» STATED PROBLEM
Copy out every record below with complete accuracy.

» MATERIAL TO PROCESS
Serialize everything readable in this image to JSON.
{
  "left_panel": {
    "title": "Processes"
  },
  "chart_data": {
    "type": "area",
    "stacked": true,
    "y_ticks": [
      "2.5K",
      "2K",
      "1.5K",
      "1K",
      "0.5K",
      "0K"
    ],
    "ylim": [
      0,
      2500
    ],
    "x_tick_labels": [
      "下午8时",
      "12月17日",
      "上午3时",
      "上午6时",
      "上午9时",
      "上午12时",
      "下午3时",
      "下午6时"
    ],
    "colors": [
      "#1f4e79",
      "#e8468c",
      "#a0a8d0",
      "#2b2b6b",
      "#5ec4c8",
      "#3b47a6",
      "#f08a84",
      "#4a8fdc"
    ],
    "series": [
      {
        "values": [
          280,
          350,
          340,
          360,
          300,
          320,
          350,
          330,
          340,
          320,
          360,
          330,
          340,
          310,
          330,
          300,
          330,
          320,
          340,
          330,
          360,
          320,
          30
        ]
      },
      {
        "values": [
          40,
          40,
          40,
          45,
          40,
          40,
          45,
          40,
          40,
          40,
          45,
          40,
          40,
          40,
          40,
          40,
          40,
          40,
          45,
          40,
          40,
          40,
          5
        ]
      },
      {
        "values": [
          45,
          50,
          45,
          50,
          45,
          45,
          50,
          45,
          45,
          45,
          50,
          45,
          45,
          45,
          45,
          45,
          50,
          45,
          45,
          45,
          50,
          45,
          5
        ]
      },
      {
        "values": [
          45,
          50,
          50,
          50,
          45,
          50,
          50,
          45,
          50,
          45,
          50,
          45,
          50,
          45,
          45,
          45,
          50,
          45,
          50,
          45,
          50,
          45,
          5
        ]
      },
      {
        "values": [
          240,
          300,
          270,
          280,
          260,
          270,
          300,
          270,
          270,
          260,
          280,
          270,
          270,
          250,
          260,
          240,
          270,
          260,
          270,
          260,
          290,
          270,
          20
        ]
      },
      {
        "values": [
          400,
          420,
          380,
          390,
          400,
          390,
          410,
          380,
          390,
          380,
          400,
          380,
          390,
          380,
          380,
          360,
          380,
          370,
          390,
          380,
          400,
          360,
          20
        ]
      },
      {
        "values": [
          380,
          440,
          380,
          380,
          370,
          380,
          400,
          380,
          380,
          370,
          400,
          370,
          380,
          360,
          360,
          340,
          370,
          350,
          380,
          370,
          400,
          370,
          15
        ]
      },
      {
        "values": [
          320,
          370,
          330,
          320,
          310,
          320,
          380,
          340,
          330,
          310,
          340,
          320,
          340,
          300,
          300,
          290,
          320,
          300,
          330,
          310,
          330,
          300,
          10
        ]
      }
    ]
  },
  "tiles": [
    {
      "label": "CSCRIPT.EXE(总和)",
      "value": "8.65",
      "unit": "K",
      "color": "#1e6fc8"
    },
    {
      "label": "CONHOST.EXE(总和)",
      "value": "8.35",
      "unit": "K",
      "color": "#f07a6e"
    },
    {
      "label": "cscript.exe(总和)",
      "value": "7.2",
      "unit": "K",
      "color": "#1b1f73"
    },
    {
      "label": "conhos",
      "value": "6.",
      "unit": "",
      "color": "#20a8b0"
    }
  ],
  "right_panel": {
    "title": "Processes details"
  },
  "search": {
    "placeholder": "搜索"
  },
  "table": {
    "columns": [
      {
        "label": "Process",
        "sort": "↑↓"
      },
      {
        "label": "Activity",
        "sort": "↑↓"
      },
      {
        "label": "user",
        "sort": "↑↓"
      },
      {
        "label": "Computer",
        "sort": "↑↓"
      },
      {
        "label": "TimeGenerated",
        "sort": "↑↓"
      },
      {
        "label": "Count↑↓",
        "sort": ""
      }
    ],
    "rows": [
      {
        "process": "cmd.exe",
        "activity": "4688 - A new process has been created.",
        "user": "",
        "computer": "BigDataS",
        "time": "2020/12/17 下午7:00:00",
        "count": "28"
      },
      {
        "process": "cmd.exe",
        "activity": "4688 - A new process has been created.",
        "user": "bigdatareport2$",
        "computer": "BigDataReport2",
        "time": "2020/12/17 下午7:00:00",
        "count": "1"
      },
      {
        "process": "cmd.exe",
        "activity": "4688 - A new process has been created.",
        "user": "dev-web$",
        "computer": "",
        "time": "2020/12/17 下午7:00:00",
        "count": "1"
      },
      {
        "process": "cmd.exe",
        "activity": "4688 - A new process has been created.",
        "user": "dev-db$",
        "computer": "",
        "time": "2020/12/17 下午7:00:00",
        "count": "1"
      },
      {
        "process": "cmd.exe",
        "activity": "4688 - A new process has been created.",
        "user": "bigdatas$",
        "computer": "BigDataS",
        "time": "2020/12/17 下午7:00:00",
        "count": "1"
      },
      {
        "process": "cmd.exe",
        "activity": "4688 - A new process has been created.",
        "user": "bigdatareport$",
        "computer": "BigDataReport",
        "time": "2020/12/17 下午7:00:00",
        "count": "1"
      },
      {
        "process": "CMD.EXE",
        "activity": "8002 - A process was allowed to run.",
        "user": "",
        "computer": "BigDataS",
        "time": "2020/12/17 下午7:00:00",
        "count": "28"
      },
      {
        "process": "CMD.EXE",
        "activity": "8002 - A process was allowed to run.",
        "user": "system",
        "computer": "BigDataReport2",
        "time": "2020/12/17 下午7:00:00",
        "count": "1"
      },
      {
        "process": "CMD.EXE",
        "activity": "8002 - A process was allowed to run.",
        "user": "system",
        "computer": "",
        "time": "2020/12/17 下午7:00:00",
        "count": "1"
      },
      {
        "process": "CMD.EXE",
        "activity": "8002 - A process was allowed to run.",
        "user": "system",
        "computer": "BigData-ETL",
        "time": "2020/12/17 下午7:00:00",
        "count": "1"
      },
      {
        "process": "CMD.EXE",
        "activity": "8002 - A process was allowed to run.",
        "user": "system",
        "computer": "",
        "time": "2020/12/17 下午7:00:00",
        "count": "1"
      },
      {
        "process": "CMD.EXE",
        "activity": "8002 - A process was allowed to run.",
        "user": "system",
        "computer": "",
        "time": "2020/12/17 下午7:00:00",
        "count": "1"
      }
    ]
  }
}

» THE OUTPUT
Serialize everything readable in this image to JSON.
{
  "left_panel": {
    "title": "Processes"
  },
  "chart_data": {
    "type": "area",
    "stacked": true,
    "y_ticks": [
      "2.5K",
      "2K",
      "1.5K",
      "1K",
      "0.5K",
      "0K"
    ],
    "ylim": [
      0,
      2500
    ],
    "x_tick_labels": [
      "下午8时",
      "12月17日",
      "上午3时",
      "上午6时",
      "上午9时",
      "上午12时",
      "下午3时",
      "下午6时"
    ],
    "colors": [
      "#1f4e79",
      "#e8468c",
      "#a0a8d0",
      "#2b2b6b",
      "#5ec4c8",
      "#3b47a6",
      "#f08a84",
      "#4a8fdc"
    ],
    "series": [
      {
        "values": [
          280,
          350,
          340,
          360,
          300,
          320,
          350,
          330,
          340,
          320,
          360,
          330,
          340,
          310,
          330,
          300,
          330,
          320,
          340,
          330,
          360,
          320,
          30
        ]
      },
      {
        "values": [
          40,
          40,
          40,
          45,
          40,
          40,
          45,
          40,
          40,
          40,
          45,
          40,
          40,
          40,
          40,
          40,
          40,
          40,
          45,
          40,
          40,
          40,
          5
        ]
      },
      {
        "values": [
          45,
          50,
          45,
          50,
          45,
          45,
          50,
          45,
          45,
          45,
          50,
          45,
          45,
          45,
          45,
          45,
          50,
          45,
          45,
          45,
          50,
          45,
          5
        ]
      },
      {
        "values": [
          45,
          50,
          50,
          50,
          45,
          50,
          50,
          45,
          50,
          45,
          50,
          45,
          50,
          45,
          45,
          45,
          50,
          45,
          50,
          45,
          50,
          45,
          5
        ]
      },
      {
        "values": [
          240,
          300,
          270,
          280,
          260,
          270,
          300,
          270,
          270,
          260,
          280,
          270,
          270,
          250,
          260,
          240,
          270,
          260,
          270,
          260,
          290,
          270,
          20
        ]
      },
      {
        "values": [
          400,
          420,
          380,
          390,
          400,
          390,
          410,
          380,
          390,
          380,
          400,
          380,
          390,
          380,
          380,
          360,
          380,
          370,
          390,
          380,
          400,
          360,
          20
        ]
      },
      {
        "values": [
          380,
          440,
          380,
          380,
          370,
          380,
          400,
          380,
          380,
          370,
          400,
          370,
          380,
          360,
          360,
          340,
          370,
          350,
          380,
          370,
          400,
          370,
          15
        ]
      },
      {
        "values": [
          320,
          370,
          330,
          320,
          310,
          320,
          380,
          340,
          330,
          310,
          340,
          320,
          340,
          300,
          300,
          290,
          320,
          300,
          330,
          310,
          330,
          300,
          10
        ]
      }
    ]
  },
  "tiles": [
    {
      "label": "CSCRIPT.EXE(总和)",
      "value": "8.65",
      "unit": "K",
      "color": "#1e6fc8"
    },
    {
      "label": "CONHOST.EXE(总和)",
      "value": "8.35",
      "unit": "K",
      "color": "#f07a6e"
    },
    {
      "label": "cscript.exe(总和)",
      "value": "7.2",
      "unit": "K",
      "color": "#1b1f73"
    },
    {
      "label": "conhos",
      "value": "6.",
      "unit": "",
      "color": "#20a8b0"
    }
  ],
  "right_panel": {
    "title": "Processes details"
  },
  "search": {
    "placeholder": "搜索"
  },
  "table": {
    "columns": [
      {
        "label": "Process",
        "sort": "↑↓"
      },
      {
        "label": "Activity",
        "sort": "↑↓"
      },
      {
        "label": "user",
        "sort": "↑↓"
      },
      {
        "label": "Computer",
        "sort": "↑↓"
      },
      {
        "label": "TimeGenerated",
        "sort": "↑↓"
      },
      {
        "label": "Count↑↓",
        "sort": ""
      }
    ],
    "rows": [
      {
        "process": "cmd.exe",
        "activity": "4688 - A new process has been created.",
        "user": "",
        "computer": "BigDataS",
        "time": "2020/12/17 下午7:00:00",
        "count": "28"
      },
      {
        "process": "cmd.exe",
        "activity": "4688 - A new process has been created.",
        "user": "bigdatareport2$",
        "computer": "BigDataReport2",
        "time": "2020/12/17 下午7:00:00",
        "count": "1"
      },
      {
        "process": "cmd.exe",
        "activity": "4688 - A new process has been created.",
        "user": "dev-web$",
        "computer": "",
        "time": "2020/12/17 下午7:00:00",
        "count": "1"
      },
      {
        "process": "cmd.exe",
        "activity": "4688 - A new process has been created.",
        "user": "dev-db$",
        "computer": "",
        "time": "2020/12/17 下午7:00:00",
        "count": "1"
      },
      {
        "process": "cmd.exe",
        "activity": "4688 - A new process has been created.",
        "user": "bigdatas$",
        "computer": "BigDataS",
        "time": "2020/12/17 下午7:00:00",
        "count": "1"
      },
      {
        "process": "cmd.exe",
        "activity": "4688 - A new process has been created.",
        "user": "bigdatareport$",
        "computer": "BigDataReport",
        "time": "2020/12/17 下午7:00:00",
        "count": "1"
      },
      {
        "process": "CMD.EXE",
        "activity": "8002 - A process was allowed to run.",
        "user": "",
        "computer": "BigDataS",
        "time": "2020/12/17 下午7:00:00",
        "count": "28"
      },
      {
        "process": "CMD.EXE",
        "activity": "8002 - A process was allowed to run.",
        "user": "system",
        "computer": "BigDataReport2",
        "time": "2020/12/17 下午7:00:00",
        "count": "1"
      },
      {
        "process": "CMD.EXE",
        "activity": "8002 - A process was allowed to run.",
        "user": "system",
        "computer": "",
        "time": "2020/12/17 下午7:00:00",
        "count": "1"
      },
      {
        "process": "CMD.EXE",
        "activity": "8002 - A process was allowed to run.",
        "user": "system",
        "computer": "BigData-ETL",
        "time": "2020/12/17 下午7:00:00",
        "count": "1"
      },
      {
        "process": "CMD.EXE",
        "activity": "8002 - A process was allowed to run.",
        "user": "system",
        "computer": "",
        "time": "2020/12/17 下午7:00:00",
        "count": "1"
      },
      {
        "process": "CMD.EXE",
        "activity": "8002 - A process was allowed to run.",
        "user": "system",
        "computer": "",
        "time": "2020/12/17 下午7:00:00",
        "count": "1"
      }
    ]
  }
}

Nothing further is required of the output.